## Objective
Make an exact copy of all the records.

[Source data]
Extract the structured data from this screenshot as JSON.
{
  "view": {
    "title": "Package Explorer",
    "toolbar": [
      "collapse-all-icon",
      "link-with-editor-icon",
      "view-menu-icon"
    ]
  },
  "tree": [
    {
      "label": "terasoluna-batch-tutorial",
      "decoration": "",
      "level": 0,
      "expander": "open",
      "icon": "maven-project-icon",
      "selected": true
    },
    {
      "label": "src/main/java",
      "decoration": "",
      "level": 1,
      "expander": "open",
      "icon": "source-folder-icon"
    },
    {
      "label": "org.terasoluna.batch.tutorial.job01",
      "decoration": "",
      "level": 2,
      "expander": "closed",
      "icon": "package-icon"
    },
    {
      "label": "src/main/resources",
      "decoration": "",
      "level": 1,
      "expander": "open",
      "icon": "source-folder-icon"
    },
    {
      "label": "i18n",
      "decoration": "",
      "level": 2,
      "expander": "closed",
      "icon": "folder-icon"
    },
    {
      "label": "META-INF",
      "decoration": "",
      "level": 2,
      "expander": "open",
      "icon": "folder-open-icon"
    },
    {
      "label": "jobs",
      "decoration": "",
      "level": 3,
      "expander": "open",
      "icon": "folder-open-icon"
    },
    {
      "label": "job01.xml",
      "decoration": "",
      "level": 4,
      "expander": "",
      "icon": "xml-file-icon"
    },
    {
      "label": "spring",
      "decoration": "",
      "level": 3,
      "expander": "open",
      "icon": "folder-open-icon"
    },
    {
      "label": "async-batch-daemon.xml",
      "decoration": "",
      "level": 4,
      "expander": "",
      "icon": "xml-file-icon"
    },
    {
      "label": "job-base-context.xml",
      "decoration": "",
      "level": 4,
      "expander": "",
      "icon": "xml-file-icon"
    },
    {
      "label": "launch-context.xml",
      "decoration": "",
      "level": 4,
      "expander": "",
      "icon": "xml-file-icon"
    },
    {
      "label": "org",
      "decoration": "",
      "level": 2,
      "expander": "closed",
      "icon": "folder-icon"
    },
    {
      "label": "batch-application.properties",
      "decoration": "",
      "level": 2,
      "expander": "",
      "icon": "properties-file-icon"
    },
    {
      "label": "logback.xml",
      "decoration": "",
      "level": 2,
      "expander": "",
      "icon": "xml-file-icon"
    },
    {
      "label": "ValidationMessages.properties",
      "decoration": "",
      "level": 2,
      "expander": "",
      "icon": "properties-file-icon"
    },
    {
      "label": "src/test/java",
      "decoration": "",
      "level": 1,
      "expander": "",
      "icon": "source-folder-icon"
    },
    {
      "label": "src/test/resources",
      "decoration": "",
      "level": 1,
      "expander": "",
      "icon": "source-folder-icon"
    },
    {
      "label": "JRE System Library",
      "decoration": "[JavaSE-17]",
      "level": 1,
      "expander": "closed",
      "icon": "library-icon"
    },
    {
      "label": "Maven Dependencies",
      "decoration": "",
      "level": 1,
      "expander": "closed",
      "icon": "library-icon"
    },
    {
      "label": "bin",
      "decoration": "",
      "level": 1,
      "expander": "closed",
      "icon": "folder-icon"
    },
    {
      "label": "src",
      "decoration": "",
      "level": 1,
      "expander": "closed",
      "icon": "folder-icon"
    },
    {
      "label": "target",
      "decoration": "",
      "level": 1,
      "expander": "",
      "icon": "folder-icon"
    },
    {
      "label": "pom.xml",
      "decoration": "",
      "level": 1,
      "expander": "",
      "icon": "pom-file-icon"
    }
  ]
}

## Reply
Extract the structured data from this screenshot as JSON.
{
  "view": {
    "title": "Package Explorer",
    "toolbar": [
      "collapse-all-icon",
      "link-with-editor-icon",
      "view-menu-icon"
    ]
  },
  "tree": [
    {
      "label": "terasoluna-batch-tutorial",
      "decoration": "",
      "level": 0,
      "expander": "open",
      "icon": "maven-project-icon",
      "selected": true
    },
    {
      "label": "src/main/java",
      "decoration": "",
      "level": 1,
      "expander": "open",
      "icon": "source-folder-icon"
    },
    {
      "label": "org.terasoluna.batch.tutorial.job01",
      "decoration": "",
      "level": 2,
      "expander": "closed",
      "icon": "package-icon"
    },
    {
      "label": "src/main/resources",
      "decoration": "",
      "level": 1,
      "expander": "open",
      "icon": "source-folder-icon"
    },
    {
      "label": "i18n",
      "decoration": "",
      "level": 2,
      "expander": "closed",
      "icon": "folder-icon"
    },
    {
      "label": "META-INF",
      "decoration": "",
      "level": 2,
      "expander": "open",
      "icon": "folder-open-icon"
    },
    {
      "label": "jobs",
      "decoration": "",
      "level": 3,
      "expander": "open",
      "icon": "folder-open-icon"
    },
    {
      "label": "job01.xml",
      "decoration": "",
      "level": 4,
      "expander": "",
      "icon": "xml-file-icon"
    },
    {
      "label": "spring",
      "decoration": "",
      "level": 3,
      "expander": "open",
      "icon": "folder-open-icon"
    },
    {
      "label": "async-batch-daemon.xml",
      "decoration": "",
      "level": 4,
      "expander": "",
      "icon": "xml-file-icon"
    },
    {
      "label": "job-base-context.xml",
      "decoration": "",
      "level": 4,
      "expander": "",
      "icon": "xml-file-icon"
    },
    {
      "label": "launch-context.xml",
      "decoration": "",
      "level": 4,
      "expander": "",
      "icon": "xml-file-icon"
    },
    {
      "label": "org",
      "decoration": "",
      "level": 2,
      "expander": "closed",
      "icon": "folder-icon"
    },
    {
      "label": "batch-application.properties",
      "decoration": "",
      "level": 2,
      "expander": "",
      "icon": "properties-file-icon"
    },
    {
      "label": "logback.xml",
      "decoration": "",
      "level": 2,
      "expander": "",
      "icon": "xml-file-icon"
    },
    {
      "label": "ValidationMessages.properties",
      "decoration": "",
      "level": 2,
      "expander": "",
      "icon": "properties-file-icon"
    },
    {
      "label": "src/test/java",
      "decoration": "",
      "level": 1,
      "expander": "",
      "icon": "source-folder-icon"
    },
    {
      "label": "src/test/resources",
      "decoration": "",
      "level": 1,
      "expander": "",
      "icon": "source-folder-icon"
    },
    {
      "label": "JRE System Library",
      "decoration": "[JavaSE-17]",
      "level": 1,
      "expander": "closed",
      "icon": "library-icon"
    },
    {
      "label": "Maven Dependencies",
      "decoration": "",
      "level": 1,
      "expander": "closed",
      "icon": "library-icon"
    },
    {
      "label": "bin",
      "decoration": "",
      "level": 1,
      "expander": "closed",
      "icon": "folder-icon"
    },
    {
      "label": "src",
      "decoration": "",
      "level": 1,
      "expander": "closed",
      "icon": "folder-icon"
    },
    {
      "label": "target",
      "decoration": "",
      "level": 1,
      "expander": "",
      "icon": "folder-icon"
    },
    {
      "label": "pom.xml",
      "decoration": "",
      "level": 1,
      "expander": "",
      "icon": "pom-file-icon"
    }
  ]
}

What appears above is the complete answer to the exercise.